EXERCISE:
Check each line of the listing, and copy it if it contains the word "Total".

-- START RECORDS PROVIDED --

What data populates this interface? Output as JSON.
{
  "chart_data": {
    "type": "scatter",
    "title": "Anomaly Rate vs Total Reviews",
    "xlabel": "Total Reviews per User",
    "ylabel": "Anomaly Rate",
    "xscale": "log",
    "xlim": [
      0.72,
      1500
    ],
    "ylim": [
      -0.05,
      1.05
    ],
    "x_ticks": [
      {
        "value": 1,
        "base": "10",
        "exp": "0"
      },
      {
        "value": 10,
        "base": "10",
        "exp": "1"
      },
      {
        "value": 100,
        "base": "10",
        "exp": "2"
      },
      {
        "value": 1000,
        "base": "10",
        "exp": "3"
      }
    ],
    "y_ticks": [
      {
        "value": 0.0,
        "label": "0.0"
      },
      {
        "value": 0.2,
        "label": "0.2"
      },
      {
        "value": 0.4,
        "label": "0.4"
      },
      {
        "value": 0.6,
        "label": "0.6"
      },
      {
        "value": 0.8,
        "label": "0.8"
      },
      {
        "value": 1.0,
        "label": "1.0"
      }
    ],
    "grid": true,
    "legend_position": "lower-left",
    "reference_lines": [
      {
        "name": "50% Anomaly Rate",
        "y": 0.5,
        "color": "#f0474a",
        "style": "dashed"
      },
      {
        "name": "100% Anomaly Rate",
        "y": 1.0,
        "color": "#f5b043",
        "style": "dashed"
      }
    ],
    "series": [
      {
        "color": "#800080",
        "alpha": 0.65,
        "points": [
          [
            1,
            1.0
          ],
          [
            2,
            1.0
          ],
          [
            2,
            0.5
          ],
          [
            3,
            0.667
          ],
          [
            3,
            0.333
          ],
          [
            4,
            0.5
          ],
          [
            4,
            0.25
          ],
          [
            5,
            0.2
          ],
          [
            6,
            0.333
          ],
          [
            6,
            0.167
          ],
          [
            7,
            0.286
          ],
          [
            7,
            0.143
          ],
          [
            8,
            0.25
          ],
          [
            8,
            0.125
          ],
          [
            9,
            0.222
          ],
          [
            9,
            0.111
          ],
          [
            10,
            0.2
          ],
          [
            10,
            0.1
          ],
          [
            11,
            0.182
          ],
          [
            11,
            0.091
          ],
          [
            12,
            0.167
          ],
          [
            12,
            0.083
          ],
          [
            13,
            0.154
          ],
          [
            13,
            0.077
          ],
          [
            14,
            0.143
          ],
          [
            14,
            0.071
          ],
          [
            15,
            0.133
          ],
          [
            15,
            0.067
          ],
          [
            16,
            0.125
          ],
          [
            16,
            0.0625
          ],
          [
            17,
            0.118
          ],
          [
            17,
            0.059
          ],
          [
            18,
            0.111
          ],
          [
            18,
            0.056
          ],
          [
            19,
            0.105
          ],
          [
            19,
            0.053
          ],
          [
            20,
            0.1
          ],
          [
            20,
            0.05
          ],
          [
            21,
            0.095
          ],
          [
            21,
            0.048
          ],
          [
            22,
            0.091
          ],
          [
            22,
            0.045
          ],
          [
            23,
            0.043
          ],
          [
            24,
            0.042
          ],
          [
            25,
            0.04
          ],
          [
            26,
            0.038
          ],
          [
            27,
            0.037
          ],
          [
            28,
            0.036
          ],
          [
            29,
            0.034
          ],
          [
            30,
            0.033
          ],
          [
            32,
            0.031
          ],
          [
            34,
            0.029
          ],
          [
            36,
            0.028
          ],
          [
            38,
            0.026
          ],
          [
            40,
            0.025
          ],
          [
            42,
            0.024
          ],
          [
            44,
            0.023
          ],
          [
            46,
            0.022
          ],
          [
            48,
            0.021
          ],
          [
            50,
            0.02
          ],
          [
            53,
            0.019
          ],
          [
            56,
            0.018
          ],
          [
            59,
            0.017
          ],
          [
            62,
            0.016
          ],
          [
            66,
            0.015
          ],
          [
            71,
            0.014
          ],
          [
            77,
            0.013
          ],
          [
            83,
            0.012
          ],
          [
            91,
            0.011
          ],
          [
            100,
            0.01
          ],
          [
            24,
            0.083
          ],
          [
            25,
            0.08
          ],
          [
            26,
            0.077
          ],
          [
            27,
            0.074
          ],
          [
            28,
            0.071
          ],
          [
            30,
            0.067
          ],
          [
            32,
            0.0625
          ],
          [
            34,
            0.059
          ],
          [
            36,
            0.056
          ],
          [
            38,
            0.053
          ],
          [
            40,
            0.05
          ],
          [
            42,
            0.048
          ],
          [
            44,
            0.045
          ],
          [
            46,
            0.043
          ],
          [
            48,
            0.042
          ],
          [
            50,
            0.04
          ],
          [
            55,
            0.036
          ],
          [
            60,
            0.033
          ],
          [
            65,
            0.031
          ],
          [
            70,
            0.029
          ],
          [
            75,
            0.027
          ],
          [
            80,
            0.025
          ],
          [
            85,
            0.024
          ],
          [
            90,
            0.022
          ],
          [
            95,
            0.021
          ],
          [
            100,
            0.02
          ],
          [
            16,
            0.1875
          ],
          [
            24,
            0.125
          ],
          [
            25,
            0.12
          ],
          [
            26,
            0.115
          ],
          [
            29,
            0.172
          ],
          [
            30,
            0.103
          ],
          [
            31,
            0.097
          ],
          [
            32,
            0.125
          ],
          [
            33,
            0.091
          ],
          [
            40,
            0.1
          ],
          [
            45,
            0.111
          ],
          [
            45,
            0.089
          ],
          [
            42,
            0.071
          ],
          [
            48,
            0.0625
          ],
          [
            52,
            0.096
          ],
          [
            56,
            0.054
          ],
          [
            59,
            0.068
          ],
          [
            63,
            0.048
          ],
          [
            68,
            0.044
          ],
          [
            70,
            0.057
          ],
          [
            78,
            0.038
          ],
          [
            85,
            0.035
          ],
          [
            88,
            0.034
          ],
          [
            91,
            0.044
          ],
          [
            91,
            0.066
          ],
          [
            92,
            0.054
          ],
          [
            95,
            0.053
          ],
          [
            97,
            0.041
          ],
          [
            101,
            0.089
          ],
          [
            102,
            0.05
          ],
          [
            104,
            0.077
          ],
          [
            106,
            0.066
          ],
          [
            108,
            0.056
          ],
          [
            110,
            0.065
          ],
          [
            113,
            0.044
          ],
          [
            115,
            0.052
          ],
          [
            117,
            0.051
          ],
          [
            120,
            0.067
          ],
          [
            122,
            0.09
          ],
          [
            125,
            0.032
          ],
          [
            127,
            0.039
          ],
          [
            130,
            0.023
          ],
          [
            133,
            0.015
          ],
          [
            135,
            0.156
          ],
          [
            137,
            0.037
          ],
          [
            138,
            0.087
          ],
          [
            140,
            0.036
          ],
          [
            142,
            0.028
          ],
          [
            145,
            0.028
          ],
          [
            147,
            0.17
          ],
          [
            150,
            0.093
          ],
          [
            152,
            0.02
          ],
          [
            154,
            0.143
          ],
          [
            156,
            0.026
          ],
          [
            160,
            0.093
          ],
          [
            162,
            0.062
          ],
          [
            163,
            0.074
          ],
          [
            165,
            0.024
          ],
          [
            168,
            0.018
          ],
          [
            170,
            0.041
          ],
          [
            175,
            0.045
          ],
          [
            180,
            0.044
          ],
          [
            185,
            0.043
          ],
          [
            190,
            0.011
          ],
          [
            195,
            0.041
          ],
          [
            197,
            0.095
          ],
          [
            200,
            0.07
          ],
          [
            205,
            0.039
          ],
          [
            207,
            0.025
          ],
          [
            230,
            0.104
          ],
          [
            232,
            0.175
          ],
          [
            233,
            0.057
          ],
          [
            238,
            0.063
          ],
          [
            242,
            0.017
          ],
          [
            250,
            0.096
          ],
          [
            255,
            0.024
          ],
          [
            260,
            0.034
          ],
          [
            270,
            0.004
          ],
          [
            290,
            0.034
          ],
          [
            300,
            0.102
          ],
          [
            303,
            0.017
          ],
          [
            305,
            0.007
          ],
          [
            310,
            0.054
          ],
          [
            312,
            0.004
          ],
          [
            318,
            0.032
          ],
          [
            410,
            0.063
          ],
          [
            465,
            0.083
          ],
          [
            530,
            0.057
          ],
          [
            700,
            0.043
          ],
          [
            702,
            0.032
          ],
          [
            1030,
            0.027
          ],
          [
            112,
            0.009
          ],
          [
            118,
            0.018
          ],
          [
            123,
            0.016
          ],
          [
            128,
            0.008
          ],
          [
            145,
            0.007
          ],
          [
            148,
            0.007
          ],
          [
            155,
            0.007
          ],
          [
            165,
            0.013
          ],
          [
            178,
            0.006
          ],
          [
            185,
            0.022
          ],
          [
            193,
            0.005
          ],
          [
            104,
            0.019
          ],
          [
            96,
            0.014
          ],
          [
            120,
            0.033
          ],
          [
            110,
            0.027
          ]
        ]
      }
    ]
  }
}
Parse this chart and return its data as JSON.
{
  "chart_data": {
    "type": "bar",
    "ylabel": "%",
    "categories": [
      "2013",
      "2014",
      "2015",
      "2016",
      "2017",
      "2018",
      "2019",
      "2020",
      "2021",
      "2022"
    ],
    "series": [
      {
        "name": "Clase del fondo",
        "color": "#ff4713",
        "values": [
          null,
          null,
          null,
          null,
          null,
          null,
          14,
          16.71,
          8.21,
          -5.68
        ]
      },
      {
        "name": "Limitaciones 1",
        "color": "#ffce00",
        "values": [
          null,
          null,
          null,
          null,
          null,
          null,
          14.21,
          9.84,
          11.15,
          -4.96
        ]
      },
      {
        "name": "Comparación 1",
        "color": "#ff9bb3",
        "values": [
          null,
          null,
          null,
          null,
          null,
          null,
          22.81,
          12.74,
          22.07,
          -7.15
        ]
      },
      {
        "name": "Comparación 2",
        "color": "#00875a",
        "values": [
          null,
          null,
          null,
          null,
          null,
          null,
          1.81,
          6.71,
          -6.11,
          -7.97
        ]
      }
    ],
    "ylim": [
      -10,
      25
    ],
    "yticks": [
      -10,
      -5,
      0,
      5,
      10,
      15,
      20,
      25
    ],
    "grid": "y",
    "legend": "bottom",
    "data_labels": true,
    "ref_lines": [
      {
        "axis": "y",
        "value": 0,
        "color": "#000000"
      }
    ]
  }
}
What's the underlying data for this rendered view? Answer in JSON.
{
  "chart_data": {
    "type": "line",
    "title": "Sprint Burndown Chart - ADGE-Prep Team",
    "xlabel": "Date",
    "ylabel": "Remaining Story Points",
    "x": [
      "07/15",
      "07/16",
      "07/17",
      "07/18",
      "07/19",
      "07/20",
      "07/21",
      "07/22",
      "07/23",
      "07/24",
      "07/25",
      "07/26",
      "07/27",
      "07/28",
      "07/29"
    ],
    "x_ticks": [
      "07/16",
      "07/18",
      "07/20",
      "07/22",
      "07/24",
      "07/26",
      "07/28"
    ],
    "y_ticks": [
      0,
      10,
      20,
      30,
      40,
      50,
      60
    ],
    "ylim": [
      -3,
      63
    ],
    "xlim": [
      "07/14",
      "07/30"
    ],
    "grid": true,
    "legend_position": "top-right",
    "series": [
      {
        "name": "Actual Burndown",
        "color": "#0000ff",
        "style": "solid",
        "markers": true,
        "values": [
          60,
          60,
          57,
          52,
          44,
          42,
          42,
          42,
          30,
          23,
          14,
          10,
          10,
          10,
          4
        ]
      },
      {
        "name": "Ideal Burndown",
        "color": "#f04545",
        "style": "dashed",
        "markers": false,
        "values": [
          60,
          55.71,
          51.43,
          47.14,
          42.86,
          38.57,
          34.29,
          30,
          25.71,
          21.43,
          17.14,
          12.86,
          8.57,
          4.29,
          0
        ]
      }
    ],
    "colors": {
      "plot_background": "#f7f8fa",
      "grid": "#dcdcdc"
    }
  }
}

-- END RECORDS PROVIDED --

ANSWER FOR THE TASK:
    "title": "Anomaly Rate vs Total Reviews",
    "xlabel": "Total Reviews per User",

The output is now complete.